- _REQUIRED WORK_
Copy each line with the word "date" in it.

- _DATASET_
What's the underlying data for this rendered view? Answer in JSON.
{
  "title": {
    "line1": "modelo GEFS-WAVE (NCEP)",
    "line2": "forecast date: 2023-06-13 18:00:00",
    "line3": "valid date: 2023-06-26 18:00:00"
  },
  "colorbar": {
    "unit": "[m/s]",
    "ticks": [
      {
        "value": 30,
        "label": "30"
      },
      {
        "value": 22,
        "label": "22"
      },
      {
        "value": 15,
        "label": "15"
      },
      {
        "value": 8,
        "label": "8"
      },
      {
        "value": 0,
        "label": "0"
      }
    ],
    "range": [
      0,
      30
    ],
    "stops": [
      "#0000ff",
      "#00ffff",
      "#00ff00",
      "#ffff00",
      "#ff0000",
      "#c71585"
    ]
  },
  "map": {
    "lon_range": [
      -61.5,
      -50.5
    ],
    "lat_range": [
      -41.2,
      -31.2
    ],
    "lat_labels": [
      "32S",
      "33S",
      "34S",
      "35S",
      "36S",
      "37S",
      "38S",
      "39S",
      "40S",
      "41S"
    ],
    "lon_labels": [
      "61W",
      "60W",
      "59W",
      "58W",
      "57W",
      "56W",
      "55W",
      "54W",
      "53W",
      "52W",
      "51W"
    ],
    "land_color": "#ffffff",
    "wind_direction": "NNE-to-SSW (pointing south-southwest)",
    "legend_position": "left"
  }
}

- _OUTPUT OF THE TASK_
    "line2": "forecast date: 2023-06-13 18:00:00",
    "line3": "valid date: 2023-06-26 18:00:00"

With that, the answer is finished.